------ Task material
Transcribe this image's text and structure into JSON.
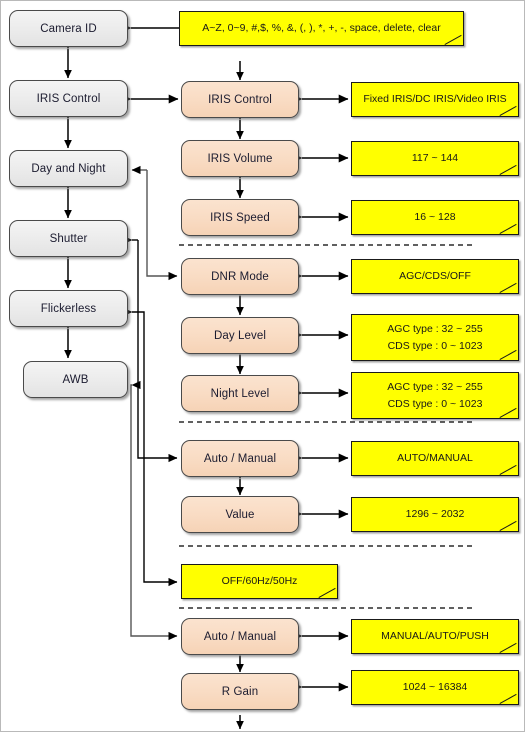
{
  "diagram": {
    "title": "Camera OSD Menu Tree",
    "colors": {
      "note_fill": "#FFFF00",
      "sub_node_fill": "#F9DCC4",
      "menu_node_fill": "#EDEDED",
      "line": "#000000",
      "border": "#4A4A4A"
    }
  },
  "main_menu": [
    {
      "id": "camera-id",
      "label": "Camera ID"
    },
    {
      "id": "iris-control",
      "label": "IRIS Control"
    },
    {
      "id": "day-night",
      "label": "Day and Night"
    },
    {
      "id": "shutter",
      "label": "Shutter"
    },
    {
      "id": "flickerless",
      "label": "Flickerless"
    },
    {
      "id": "awb",
      "label": "AWB"
    }
  ],
  "sub_menu": [
    {
      "id": "iris-control-sub",
      "label": "IRIS Control"
    },
    {
      "id": "iris-volume",
      "label": "IRIS Volume"
    },
    {
      "id": "iris-speed",
      "label": "IRIS Speed"
    },
    {
      "id": "dnr-mode",
      "label": "DNR Mode"
    },
    {
      "id": "day-level",
      "label": "Day Level"
    },
    {
      "id": "night-level",
      "label": "Night Level"
    },
    {
      "id": "shutter-auto-manual",
      "label": "Auto / Manual"
    },
    {
      "id": "shutter-value",
      "label": "Value"
    },
    {
      "id": "awb-auto-manual",
      "label": "Auto / Manual"
    },
    {
      "id": "r-gain",
      "label": "R Gain"
    }
  ],
  "notes": [
    {
      "id": "camera-id-values",
      "lines": [
        "A~Z, 0~9, #,$, %, &, (, ), *, +, -, space, delete, clear"
      ]
    },
    {
      "id": "iris-control-values",
      "lines": [
        "Fixed IRIS/DC IRIS/Video IRIS"
      ]
    },
    {
      "id": "iris-volume-values",
      "lines": [
        "117 ~ 144"
      ]
    },
    {
      "id": "iris-speed-values",
      "lines": [
        "16 ~ 128"
      ]
    },
    {
      "id": "dnr-mode-values",
      "lines": [
        "AGC/CDS/OFF"
      ]
    },
    {
      "id": "day-level-values",
      "lines": [
        "AGC type : 32 ~ 255",
        "CDS type : 0 ~ 1023"
      ]
    },
    {
      "id": "night-level-values",
      "lines": [
        "AGC type : 32 ~ 255",
        "CDS type : 0 ~ 1023"
      ]
    },
    {
      "id": "shutter-mode-values",
      "lines": [
        "AUTO/MANUAL"
      ]
    },
    {
      "id": "shutter-value-values",
      "lines": [
        "1296 ~ 2032"
      ]
    },
    {
      "id": "flickerless-values",
      "lines": [
        "OFF/60Hz/50Hz"
      ]
    },
    {
      "id": "awb-mode-values",
      "lines": [
        "MANUAL/AUTO/PUSH"
      ]
    },
    {
      "id": "r-gain-values",
      "lines": [
        "1024 ~ 16384"
      ]
    }
  ]
}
------------
* **Task to complete**
Output every entry exactly as given; pictures are not part of the copy.

* **Complete output**
Transcribe this image's text and structure into JSON.
{
  "diagram": {
    "title": "Camera OSD Menu Tree",
    "colors": {
      "note_fill": "#FFFF00",
      "sub_node_fill": "#F9DCC4",
      "menu_node_fill": "#EDEDED",
      "line": "#000000",
      "border": "#4A4A4A"
    }
  },
  "main_menu": [
    {
      "id": "camera-id",
      "label": "Camera ID"
    },
    {
      "id": "iris-control",
      "label": "IRIS Control"
    },
    {
      "id": "day-night",
      "label": "Day and Night"
    },
    {
      "id": "shutter",
      "label": "Shutter"
    },
    {
      "id": "flickerless",
      "label": "Flickerless"
    },
    {
      "id": "awb",
      "label": "AWB"
    }
  ],
  "sub_menu": [
    {
      "id": "iris-control-sub",
      "label": "IRIS Control"
    },
    {
      "id": "iris-volume",
      "label": "IRIS Volume"
    },
    {
      "id": "iris-speed",
      "label": "IRIS Speed"
    },
    {
      "id": "dnr-mode",
      "label": "DNR Mode"
    },
    {
      "id": "day-level",
      "label": "Day Level"
    },
    {
      "id": "night-level",
      "label": "Night Level"
    },
    {
      "id": "shutter-auto-manual",
      "label": "Auto / Manual"
    },
    {
      "id": "shutter-value",
      "label": "Value"
    },
    {
      "id": "awb-auto-manual",
      "label": "Auto / Manual"
    },
    {
      "id": "r-gain",
      "label": "R Gain"
    }
  ],
  "notes": [
    {
      "id": "camera-id-values",
      "lines": [
        "A~Z, 0~9, #,$, %, &, (, ), *, +, -, space, delete, clear"
      ]
    },
    {
      "id": "iris-control-values",
      "lines": [
        "Fixed IRIS/DC IRIS/Video IRIS"
      ]
    },
    {
      "id": "iris-volume-values",
      "lines": [
        "117 ~ 144"
      ]
    },
    {
      "id": "iris-speed-values",
      "lines": [
        "16 ~ 128"
      ]
    },
    {
      "id": "dnr-mode-values",
      "lines": [
        "AGC/CDS/OFF"
      ]
    },
    {
      "id": "day-level-values",
      "lines": [
        "AGC type : 32 ~ 255",
        "CDS type : 0 ~ 1023"
      ]
    },
    {
      "id": "night-level-values",
      "lines": [
        "AGC type : 32 ~ 255",
        "CDS type : 0 ~ 1023"
      ]
    },
    {
      "id": "shutter-mode-values",
      "lines": [
        "AUTO/MANUAL"
      ]
    },
    {
      "id": "shutter-value-values",
      "lines": [
        "1296 ~ 2032"
      ]
    },
    {
      "id": "flickerless-values",
      "lines": [
        "OFF/60Hz/50Hz"
      ]
    },
    {
      "id": "awb-mode-values",
      "lines": [
        "MANUAL/AUTO/PUSH"
      ]
    },
    {
      "id": "r-gain-values",
      "lines": [
        "1024 ~ 16384"
      ]
    }
  ]
}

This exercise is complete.